## [WRITTEN INSTRUCTION]
Determine how many lines contain the string "data". Reply with that figure and nothing else.

* begin PROVIDED INFORMATION *

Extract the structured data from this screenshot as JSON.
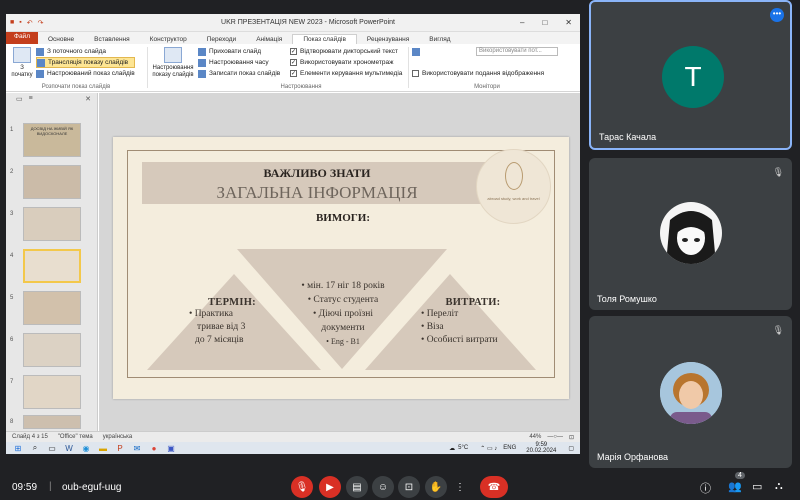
{
  "meeting": {
    "time": "09:59",
    "separator": "|",
    "code": "oub-eguf-uug",
    "participants_count": "4"
  },
  "ppt": {
    "window_title": "UKR ПРЕЗЕНТАЦІЯ NEW 2023 - Microsoft PowerPoint",
    "tabs": [
      "Файл",
      "Основне",
      "Вставлення",
      "Конструктор",
      "Переходи",
      "Анімація",
      "Показ слайдів",
      "Рецензування",
      "Вигляд"
    ],
    "ribbon": {
      "from_start": "З початку",
      "from_current": "З поточного слайда",
      "broadcast": "Трансляція показу слайдів",
      "custom": "Настроюваний показ слайдів",
      "group1": "Розпочати показ слайдів",
      "setup": "Настроювання показу слайдів",
      "hide": "Приховати слайд",
      "timing": "Настроювання часу",
      "record": "Записати показ слайдів",
      "narr": "Відтворювати дикторський текст",
      "use_timings": "Використовувати хронометраж",
      "media": "Елементи керування мультимедіа",
      "group2": "Настроювання",
      "monitor": "Використовувати пот...",
      "presenter": "Використовувати подання відображення",
      "group3": "Монітори"
    },
    "slide": {
      "title1": "ВАЖЛИВО ЗНАТИ",
      "title2": "ЗАГАЛЬНА ІНФОРМАЦІЯ",
      "req": "ВИМОГИ:",
      "left_head": "ТЕРМІН:",
      "left_items": [
        "• Практика",
        "тривае від 3",
        "до 7 місяців"
      ],
      "mid_items": [
        "• мін. 17 ніг 18 років",
        "• Статус студента",
        "• Діючі проїзні",
        "документи",
        "• Eng - B1"
      ],
      "right_head": "ВИТРАТИ:",
      "right_items": [
        "• Переліт",
        "• Віза",
        "• Особисті витрати"
      ],
      "logo_text": "abroad study, work and travel"
    },
    "thumb1": "ДОСВІД НА ЖИВІЙ ЯК ВИДОСКОНАЛЕ",
    "status": {
      "slide": "Слайд 4 з 15",
      "theme": "\"Office\" тема",
      "lang": "українська",
      "zoom": "44%"
    },
    "taskbar": {
      "temp": "5°C",
      "lang": "ENG",
      "time": "9:59",
      "date": "20.02.2024"
    }
  },
  "tiles": [
    {
      "name": "Тарас Качала",
      "initial": "T",
      "color": "#00796b"
    },
    {
      "name": "Толя Ромушко"
    },
    {
      "name": "Марія Орфанова"
    }
  ],
  "colors": {
    "end_call": "#d93025",
    "active_border": "#8ab4f8"
  }
}
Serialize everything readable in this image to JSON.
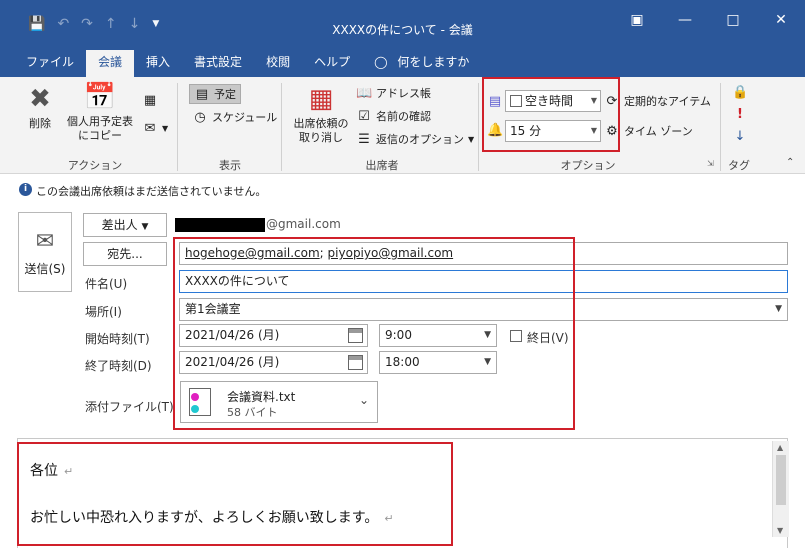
{
  "window": {
    "title": "XXXXの件について - 会議",
    "qat": [
      "save-icon",
      "undo-icon",
      "redo-icon",
      "up-icon",
      "down-icon",
      "customize-icon"
    ],
    "controls": [
      "restore-ribbon-icon",
      "minimize-icon",
      "maximize-icon",
      "close-icon"
    ]
  },
  "tabs": [
    "ファイル",
    "会議",
    "挿入",
    "書式設定",
    "校閲",
    "ヘルプ"
  ],
  "tell_me": "何をしますか",
  "ribbon": {
    "action": {
      "label": "アクション",
      "delete": "削除",
      "copy_line1": "個人用予定表",
      "copy_line2": "にコピー"
    },
    "show": {
      "label": "表示",
      "appointment": "予定",
      "scheduling": "スケジュール"
    },
    "attendees": {
      "label": "出席者",
      "cancel_line1": "出席依頼の",
      "cancel_line2": "取り消し",
      "address_book": "アドレス帳",
      "check_names": "名前の確認",
      "response_options": "返信のオプション"
    },
    "options": {
      "label": "オプション",
      "show_as": "空き時間",
      "reminder": "15 分",
      "recurrence": "定期的なアイテム",
      "time_zones": "タイム ゾーン"
    },
    "tags": {
      "label": "タグ"
    }
  },
  "info": "この会議出席依頼はまだ送信されていません。",
  "form": {
    "send": "送信(S)",
    "from_button": "差出人",
    "from_email_suffix": "@gmail.com",
    "to_button": "宛先...",
    "to_1": "hogehoge@gmail.com",
    "to_sep": ";",
    "to_2": "piyopiyo@gmail.com",
    "subject_label": "件名(U)",
    "subject": "XXXXの件について",
    "location_label": "場所(I)",
    "location": "第1会議室",
    "start_label": "開始時刻(T)",
    "start_date": "2021/04/26 (月)",
    "start_time": "9:00",
    "allday_label": "終日(V)",
    "end_label": "終了時刻(D)",
    "end_date": "2021/04/26 (月)",
    "end_time": "18:00",
    "attach_label": "添付ファイル(T)",
    "attachment_name": "会議資料.txt",
    "attachment_size": "58 バイト"
  },
  "body": {
    "line1": "各位",
    "line2": "お忙しい中恐れ入りますが、よろしくお願い致します。"
  },
  "colors": {
    "accent": "#2b579a",
    "highlight": "#d0202a"
  }
}
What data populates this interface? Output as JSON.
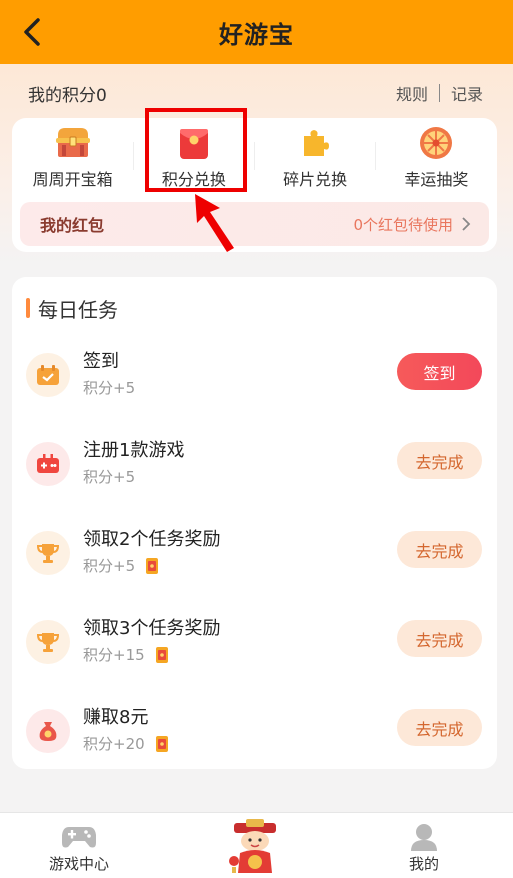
{
  "header": {
    "title": "好游宝"
  },
  "points": {
    "label": "我的积分0",
    "rules": "规则",
    "records": "记录"
  },
  "functions": [
    {
      "label": "周周开宝箱",
      "icon": "treasure-chest-icon"
    },
    {
      "label": "积分兑换",
      "icon": "red-envelope-icon"
    },
    {
      "label": "碎片兑换",
      "icon": "puzzle-piece-icon"
    },
    {
      "label": "幸运抽奖",
      "icon": "lucky-wheel-icon"
    }
  ],
  "redbag": {
    "title": "我的红包",
    "info": "0个红包待使用"
  },
  "tasks": {
    "title": "每日任务",
    "items": [
      {
        "name": "签到",
        "reward": "积分+5",
        "button": "签到",
        "coupon": false,
        "icon": "checkin-calendar-icon"
      },
      {
        "name": "注册1款游戏",
        "reward": "积分+5",
        "button": "去完成",
        "coupon": false,
        "icon": "gamepad-icon"
      },
      {
        "name": "领取2个任务奖励",
        "reward": "积分+5",
        "button": "去完成",
        "coupon": true,
        "icon": "trophy-icon"
      },
      {
        "name": "领取3个任务奖励",
        "reward": "积分+15",
        "button": "去完成",
        "coupon": true,
        "icon": "trophy-icon"
      },
      {
        "name": "赚取8元",
        "reward": "积分+20",
        "button": "去完成",
        "coupon": true,
        "icon": "money-bag-icon"
      }
    ]
  },
  "tabbar": {
    "left": "游戏中心",
    "right": "我的"
  },
  "colors": {
    "header": "#ff9d00",
    "primary_btn": "#f5505a",
    "secondary_btn_bg": "#fde8d8",
    "secondary_btn_text": "#d4672f",
    "highlight": "#ee0000"
  }
}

* end PROVIDED INFORMATION *

## [OUTPUT BELOW]
2